(Rows from a dataset)
:::::

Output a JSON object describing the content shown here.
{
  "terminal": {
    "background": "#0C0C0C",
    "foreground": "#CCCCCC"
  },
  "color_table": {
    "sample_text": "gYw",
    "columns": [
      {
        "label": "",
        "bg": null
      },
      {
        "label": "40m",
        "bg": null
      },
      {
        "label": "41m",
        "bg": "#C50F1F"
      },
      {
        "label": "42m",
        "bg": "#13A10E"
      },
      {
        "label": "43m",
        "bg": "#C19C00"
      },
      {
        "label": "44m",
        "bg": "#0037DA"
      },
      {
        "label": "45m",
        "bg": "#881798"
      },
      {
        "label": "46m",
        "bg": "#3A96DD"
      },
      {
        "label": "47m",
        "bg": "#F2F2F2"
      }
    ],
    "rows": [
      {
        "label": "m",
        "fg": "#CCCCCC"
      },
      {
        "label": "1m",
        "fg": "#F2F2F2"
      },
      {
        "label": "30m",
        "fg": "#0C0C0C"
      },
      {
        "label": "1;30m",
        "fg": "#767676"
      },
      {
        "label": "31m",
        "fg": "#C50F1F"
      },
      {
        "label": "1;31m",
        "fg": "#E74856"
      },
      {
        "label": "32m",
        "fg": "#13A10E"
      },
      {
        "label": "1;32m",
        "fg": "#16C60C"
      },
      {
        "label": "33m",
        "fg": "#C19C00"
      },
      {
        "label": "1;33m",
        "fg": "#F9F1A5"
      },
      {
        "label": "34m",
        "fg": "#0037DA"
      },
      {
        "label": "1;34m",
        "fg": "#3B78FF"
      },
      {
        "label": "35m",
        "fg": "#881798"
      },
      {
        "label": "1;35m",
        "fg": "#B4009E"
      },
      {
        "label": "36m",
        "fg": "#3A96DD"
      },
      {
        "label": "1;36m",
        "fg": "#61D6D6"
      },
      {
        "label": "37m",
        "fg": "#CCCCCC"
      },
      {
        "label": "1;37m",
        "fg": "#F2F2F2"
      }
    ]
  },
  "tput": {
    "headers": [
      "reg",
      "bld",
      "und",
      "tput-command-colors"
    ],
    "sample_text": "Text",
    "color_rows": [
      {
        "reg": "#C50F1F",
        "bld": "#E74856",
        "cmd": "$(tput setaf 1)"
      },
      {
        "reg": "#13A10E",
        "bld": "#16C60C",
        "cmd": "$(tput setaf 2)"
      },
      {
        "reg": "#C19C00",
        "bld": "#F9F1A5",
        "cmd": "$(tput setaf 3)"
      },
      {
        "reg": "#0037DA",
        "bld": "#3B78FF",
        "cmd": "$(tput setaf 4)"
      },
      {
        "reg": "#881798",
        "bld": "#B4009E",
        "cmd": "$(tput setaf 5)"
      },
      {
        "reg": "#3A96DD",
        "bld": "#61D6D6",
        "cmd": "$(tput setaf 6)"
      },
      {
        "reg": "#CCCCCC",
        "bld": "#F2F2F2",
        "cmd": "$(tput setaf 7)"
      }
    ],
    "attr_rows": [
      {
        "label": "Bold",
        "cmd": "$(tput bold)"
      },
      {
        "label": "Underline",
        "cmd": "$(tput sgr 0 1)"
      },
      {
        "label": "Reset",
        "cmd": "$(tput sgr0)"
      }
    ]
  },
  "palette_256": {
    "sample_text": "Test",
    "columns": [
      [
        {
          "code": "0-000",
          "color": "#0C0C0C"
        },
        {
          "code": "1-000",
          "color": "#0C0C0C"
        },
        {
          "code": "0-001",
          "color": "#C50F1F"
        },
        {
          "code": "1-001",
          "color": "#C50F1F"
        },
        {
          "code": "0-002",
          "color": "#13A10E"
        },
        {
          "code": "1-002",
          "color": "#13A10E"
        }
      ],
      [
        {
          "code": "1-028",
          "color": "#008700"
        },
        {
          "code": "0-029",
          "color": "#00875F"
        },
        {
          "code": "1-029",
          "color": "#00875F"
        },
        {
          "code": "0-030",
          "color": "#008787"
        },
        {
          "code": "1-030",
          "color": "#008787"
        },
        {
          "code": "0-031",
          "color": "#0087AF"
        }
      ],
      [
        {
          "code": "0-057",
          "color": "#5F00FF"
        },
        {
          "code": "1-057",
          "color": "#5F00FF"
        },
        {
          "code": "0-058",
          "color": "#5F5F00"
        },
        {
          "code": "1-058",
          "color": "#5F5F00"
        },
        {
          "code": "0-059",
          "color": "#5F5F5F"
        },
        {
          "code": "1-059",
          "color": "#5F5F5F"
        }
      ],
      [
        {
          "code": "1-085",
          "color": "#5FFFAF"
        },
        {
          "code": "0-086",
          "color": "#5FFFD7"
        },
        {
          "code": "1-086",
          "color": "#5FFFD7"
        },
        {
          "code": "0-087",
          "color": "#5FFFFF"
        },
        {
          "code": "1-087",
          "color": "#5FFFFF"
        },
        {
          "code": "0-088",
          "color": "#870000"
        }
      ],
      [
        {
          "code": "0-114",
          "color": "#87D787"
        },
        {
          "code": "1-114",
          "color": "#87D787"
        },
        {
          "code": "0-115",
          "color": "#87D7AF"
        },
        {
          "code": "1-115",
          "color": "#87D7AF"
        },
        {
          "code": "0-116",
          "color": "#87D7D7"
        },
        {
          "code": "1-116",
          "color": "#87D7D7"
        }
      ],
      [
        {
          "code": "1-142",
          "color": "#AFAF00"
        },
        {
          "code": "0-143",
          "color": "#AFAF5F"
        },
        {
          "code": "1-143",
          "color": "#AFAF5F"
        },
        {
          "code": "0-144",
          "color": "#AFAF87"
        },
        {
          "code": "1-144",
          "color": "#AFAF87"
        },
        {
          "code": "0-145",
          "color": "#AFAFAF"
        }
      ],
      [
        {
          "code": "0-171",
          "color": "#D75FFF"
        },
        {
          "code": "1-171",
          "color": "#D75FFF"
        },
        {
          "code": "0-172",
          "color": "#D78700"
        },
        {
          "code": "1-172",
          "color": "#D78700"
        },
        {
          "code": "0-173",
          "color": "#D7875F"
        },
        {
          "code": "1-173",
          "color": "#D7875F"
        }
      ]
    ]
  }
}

:::::

*Given task*
Output each record precisely as given.

*Full answer*
Output a JSON object describing the content shown here.
{
  "terminal": {
    "background": "#0C0C0C",
    "foreground": "#CCCCCC"
  },
  "color_table": {
    "sample_text": "gYw",
    "columns": [
      {
        "label": "",
        "bg": null
      },
      {
        "label": "40m",
        "bg": null
      },
      {
        "label": "41m",
        "bg": "#C50F1F"
      },
      {
        "label": "42m",
        "bg": "#13A10E"
      },
      {
        "label": "43m",
        "bg": "#C19C00"
      },
      {
        "label": "44m",
        "bg": "#0037DA"
      },
      {
        "label": "45m",
        "bg": "#881798"
      },
      {
        "label": "46m",
        "bg": "#3A96DD"
      },
      {
        "label": "47m",
        "bg": "#F2F2F2"
      }
    ],
    "rows": [
      {
        "label": "m",
        "fg": "#CCCCCC"
      },
      {
        "label": "1m",
        "fg": "#F2F2F2"
      },
      {
        "label": "30m",
        "fg": "#0C0C0C"
      },
      {
        "label": "1;30m",
        "fg": "#767676"
      },
      {
        "label": "31m",
        "fg": "#C50F1F"
      },
      {
        "label": "1;31m",
        "fg": "#E74856"
      },
      {
        "label": "32m",
        "fg": "#13A10E"
      },
      {
        "label": "1;32m",
        "fg": "#16C60C"
      },
      {
        "label": "33m",
        "fg": "#C19C00"
      },
      {
        "label": "1;33m",
        "fg": "#F9F1A5"
      },
      {
        "label": "34m",
        "fg": "#0037DA"
      },
      {
        "label": "1;34m",
        "fg": "#3B78FF"
      },
      {
        "label": "35m",
        "fg": "#881798"
      },
      {
        "label": "1;35m",
        "fg": "#B4009E"
      },
      {
        "label": "36m",
        "fg": "#3A96DD"
      },
      {
        "label": "1;36m",
        "fg": "#61D6D6"
      },
      {
        "label": "37m",
        "fg": "#CCCCCC"
      },
      {
        "label": "1;37m",
        "fg": "#F2F2F2"
      }
    ]
  },
  "tput": {
    "headers": [
      "reg",
      "bld",
      "und",
      "tput-command-colors"
    ],
    "sample_text": "Text",
    "color_rows": [
      {
        "reg": "#C50F1F",
        "bld": "#E74856",
        "cmd": "$(tput setaf 1)"
      },
      {
        "reg": "#13A10E",
        "bld": "#16C60C",
        "cmd": "$(tput setaf 2)"
      },
      {
        "reg": "#C19C00",
        "bld": "#F9F1A5",
        "cmd": "$(tput setaf 3)"
      },
      {
        "reg": "#0037DA",
        "bld": "#3B78FF",
        "cmd": "$(tput setaf 4)"
      },
      {
        "reg": "#881798",
        "bld": "#B4009E",
        "cmd": "$(tput setaf 5)"
      },
      {
        "reg": "#3A96DD",
        "bld": "#61D6D6",
        "cmd": "$(tput setaf 6)"
      },
      {
        "reg": "#CCCCCC",
        "bld": "#F2F2F2",
        "cmd": "$(tput setaf 7)"
      }
    ],
    "attr_rows": [
      {
        "label": "Bold",
        "cmd": "$(tput bold)"
      },
      {
        "label": "Underline",
        "cmd": "$(tput sgr 0 1)"
      },
      {
        "label": "Reset",
        "cmd": "$(tput sgr0)"
      }
    ]
  },
  "palette_256": {
    "sample_text": "Test",
    "columns": [
      [
        {
          "code": "0-000",
          "color": "#0C0C0C"
        },
        {
          "code": "1-000",
          "color": "#0C0C0C"
        },
        {
          "code": "0-001",
          "color": "#C50F1F"
        },
        {
          "code": "1-001",
          "color": "#C50F1F"
        },
        {
          "code": "0-002",
          "color": "#13A10E"
        },
        {
          "code": "1-002",
          "color": "#13A10E"
        }
      ],
      [
        {
          "code": "1-028",
          "color": "#008700"
        },
        {
          "code": "0-029",
          "color": "#00875F"
        },
        {
          "code": "1-029",
          "color": "#00875F"
        },
        {
          "code": "0-030",
          "color": "#008787"
        },
        {
          "code": "1-030",
          "color": "#008787"
        },
        {
          "code": "0-031",
          "color": "#0087AF"
        }
      ],
      [
        {
          "code": "0-057",
          "color": "#5F00FF"
        },
        {
          "code": "1-057",
          "color": "#5F00FF"
        },
        {
          "code": "0-058",
          "color": "#5F5F00"
        },
        {
          "code": "1-058",
          "color": "#5F5F00"
        },
        {
          "code": "0-059",
          "color": "#5F5F5F"
        },
        {
          "code": "1-059",
          "color": "#5F5F5F"
        }
      ],
      [
        {
          "code": "1-085",
          "color": "#5FFFAF"
        },
        {
          "code": "0-086",
          "color": "#5FFFD7"
        },
        {
          "code": "1-086",
          "color": "#5FFFD7"
        },
        {
          "code": "0-087",
          "color": "#5FFFFF"
        },
        {
          "code": "1-087",
          "color": "#5FFFFF"
        },
        {
          "code": "0-088",
          "color": "#870000"
        }
      ],
      [
        {
          "code": "0-114",
          "color": "#87D787"
        },
        {
          "code": "1-114",
          "color": "#87D787"
        },
        {
          "code": "0-115",
          "color": "#87D7AF"
        },
        {
          "code": "1-115",
          "color": "#87D7AF"
        },
        {
          "code": "0-116",
          "color": "#87D7D7"
        },
        {
          "code": "1-116",
          "color": "#87D7D7"
        }
      ],
      [
        {
          "code": "1-142",
          "color": "#AFAF00"
        },
        {
          "code": "0-143",
          "color": "#AFAF5F"
        },
        {
          "code": "1-143",
          "color": "#AFAF5F"
        },
        {
          "code": "0-144",
          "color": "#AFAF87"
        },
        {
          "code": "1-144",
          "color": "#AFAF87"
        },
        {
          "code": "0-145",
          "color": "#AFAFAF"
        }
      ],
      [
        {
          "code": "0-171",
          "color": "#D75FFF"
        },
        {
          "code": "1-171",
          "color": "#D75FFF"
        },
        {
          "code": "0-172",
          "color": "#D78700"
        },
        {
          "code": "1-172",
          "color": "#D78700"
        },
        {
          "code": "0-173",
          "color": "#D7875F"
        },
        {
          "code": "1-173",
          "color": "#D7875F"
        }
      ]
    ]
  }
}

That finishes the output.